● TASK DESCRIPTION: Find the number of lines below in which the word "слова" appears, and write that number only.

::::::::

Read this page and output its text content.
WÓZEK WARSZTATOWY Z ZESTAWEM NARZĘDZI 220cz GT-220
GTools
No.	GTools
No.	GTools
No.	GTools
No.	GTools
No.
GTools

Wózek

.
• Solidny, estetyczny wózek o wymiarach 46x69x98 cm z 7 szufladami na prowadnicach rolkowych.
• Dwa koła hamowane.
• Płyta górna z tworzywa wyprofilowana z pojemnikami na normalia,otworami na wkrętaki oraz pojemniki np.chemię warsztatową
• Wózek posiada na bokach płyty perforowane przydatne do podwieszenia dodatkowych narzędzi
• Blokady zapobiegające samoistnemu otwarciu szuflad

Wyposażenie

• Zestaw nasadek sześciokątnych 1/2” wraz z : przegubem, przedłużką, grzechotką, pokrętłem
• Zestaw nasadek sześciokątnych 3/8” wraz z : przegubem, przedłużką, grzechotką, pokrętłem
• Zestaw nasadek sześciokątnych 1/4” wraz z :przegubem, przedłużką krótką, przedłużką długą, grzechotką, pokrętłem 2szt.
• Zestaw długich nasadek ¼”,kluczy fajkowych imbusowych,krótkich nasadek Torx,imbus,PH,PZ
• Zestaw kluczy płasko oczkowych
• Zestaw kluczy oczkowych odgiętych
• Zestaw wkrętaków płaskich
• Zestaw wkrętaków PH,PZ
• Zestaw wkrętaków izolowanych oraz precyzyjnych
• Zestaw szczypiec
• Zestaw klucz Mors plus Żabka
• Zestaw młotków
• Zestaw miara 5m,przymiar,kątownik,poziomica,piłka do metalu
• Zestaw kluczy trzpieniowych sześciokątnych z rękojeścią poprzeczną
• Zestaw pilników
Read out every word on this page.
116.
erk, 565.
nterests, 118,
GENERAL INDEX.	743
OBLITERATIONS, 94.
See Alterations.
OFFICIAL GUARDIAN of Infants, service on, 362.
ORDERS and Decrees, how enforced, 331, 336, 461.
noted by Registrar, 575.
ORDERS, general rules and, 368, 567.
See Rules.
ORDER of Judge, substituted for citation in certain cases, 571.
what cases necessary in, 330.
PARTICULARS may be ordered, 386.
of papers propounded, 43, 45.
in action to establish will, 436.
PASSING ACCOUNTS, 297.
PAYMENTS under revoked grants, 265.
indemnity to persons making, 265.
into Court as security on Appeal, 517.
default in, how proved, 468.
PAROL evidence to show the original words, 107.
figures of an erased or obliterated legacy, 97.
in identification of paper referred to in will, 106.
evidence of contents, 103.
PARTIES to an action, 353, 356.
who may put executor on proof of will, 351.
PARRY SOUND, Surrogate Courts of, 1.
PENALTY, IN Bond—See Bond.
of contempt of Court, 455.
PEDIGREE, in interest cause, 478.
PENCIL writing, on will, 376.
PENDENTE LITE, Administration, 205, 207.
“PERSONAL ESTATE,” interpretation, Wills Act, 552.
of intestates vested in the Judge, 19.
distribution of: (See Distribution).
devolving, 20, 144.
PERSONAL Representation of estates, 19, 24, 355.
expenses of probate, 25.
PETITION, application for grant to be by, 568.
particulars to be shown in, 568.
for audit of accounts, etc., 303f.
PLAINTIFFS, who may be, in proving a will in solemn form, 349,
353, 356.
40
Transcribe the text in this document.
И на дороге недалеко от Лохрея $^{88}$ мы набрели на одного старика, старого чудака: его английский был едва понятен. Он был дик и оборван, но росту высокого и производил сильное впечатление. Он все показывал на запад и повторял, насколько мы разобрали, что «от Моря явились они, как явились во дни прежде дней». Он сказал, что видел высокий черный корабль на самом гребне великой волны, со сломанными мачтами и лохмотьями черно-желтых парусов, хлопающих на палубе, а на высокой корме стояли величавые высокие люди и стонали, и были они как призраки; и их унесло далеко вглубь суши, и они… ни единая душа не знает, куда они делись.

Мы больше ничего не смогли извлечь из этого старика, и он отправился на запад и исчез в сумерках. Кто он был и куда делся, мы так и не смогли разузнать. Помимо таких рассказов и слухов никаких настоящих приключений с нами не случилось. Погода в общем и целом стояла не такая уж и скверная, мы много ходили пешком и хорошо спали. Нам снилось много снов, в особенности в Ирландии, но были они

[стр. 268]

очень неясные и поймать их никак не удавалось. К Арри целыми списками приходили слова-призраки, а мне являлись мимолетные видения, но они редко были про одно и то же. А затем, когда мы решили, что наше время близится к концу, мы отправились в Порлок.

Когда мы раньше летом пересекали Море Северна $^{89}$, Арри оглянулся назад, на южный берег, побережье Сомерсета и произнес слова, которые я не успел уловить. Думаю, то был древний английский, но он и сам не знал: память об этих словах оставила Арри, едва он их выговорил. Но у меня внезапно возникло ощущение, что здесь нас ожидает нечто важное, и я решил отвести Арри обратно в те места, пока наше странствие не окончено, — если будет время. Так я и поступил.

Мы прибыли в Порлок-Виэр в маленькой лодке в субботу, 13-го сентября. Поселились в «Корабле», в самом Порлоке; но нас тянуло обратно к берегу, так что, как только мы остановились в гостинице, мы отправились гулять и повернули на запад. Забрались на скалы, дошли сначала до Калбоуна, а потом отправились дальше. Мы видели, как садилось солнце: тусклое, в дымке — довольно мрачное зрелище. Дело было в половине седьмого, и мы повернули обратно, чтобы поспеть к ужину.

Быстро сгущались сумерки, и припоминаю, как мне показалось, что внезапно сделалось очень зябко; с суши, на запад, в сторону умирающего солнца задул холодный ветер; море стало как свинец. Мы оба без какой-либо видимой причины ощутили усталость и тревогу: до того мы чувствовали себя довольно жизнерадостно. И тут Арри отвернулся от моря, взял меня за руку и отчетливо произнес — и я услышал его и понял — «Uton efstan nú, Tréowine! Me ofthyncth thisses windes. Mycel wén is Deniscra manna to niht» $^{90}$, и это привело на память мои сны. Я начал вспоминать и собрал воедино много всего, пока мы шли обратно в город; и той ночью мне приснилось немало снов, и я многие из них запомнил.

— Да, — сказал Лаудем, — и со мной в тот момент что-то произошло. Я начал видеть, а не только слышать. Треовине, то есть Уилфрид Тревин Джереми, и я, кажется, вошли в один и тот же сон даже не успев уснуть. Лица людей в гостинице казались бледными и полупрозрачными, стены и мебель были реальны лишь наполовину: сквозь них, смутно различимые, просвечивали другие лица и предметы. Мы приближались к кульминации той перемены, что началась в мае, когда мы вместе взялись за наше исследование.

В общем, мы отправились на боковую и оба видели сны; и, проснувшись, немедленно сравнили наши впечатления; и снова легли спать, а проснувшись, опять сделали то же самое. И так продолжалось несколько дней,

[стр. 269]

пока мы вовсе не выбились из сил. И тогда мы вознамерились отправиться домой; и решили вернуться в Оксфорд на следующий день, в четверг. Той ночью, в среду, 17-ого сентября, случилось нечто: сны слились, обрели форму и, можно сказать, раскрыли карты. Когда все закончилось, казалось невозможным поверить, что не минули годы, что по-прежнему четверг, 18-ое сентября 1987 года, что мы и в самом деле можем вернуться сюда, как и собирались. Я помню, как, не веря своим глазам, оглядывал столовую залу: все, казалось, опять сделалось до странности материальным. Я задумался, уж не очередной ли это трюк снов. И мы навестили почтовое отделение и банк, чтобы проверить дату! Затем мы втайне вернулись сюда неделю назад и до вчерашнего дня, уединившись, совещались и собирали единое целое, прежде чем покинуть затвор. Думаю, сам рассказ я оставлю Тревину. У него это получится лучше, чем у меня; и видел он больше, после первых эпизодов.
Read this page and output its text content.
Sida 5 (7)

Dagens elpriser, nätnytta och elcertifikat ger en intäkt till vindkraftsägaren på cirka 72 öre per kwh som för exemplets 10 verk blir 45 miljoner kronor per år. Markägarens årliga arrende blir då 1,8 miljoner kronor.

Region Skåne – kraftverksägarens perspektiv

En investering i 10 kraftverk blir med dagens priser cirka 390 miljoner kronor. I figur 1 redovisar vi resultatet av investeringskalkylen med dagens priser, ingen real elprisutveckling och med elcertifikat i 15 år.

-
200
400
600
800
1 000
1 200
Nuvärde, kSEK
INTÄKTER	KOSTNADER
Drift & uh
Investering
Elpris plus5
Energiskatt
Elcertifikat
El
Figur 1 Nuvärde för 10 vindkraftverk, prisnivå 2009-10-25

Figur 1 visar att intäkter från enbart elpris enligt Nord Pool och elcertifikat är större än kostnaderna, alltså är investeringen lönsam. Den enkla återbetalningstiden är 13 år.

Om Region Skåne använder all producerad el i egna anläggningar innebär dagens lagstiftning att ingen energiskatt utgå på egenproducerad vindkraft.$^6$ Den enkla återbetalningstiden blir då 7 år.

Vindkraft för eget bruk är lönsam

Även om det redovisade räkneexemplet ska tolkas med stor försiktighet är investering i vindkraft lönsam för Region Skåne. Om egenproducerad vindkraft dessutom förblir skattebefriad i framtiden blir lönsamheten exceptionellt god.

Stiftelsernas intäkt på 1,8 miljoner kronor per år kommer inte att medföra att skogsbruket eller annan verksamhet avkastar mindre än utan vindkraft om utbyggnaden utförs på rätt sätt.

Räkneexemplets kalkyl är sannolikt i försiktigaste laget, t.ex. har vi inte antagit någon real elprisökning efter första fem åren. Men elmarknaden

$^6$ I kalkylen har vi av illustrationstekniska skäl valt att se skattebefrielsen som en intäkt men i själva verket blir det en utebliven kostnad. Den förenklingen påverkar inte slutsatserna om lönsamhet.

::::::::

● RESULT BELOW: 2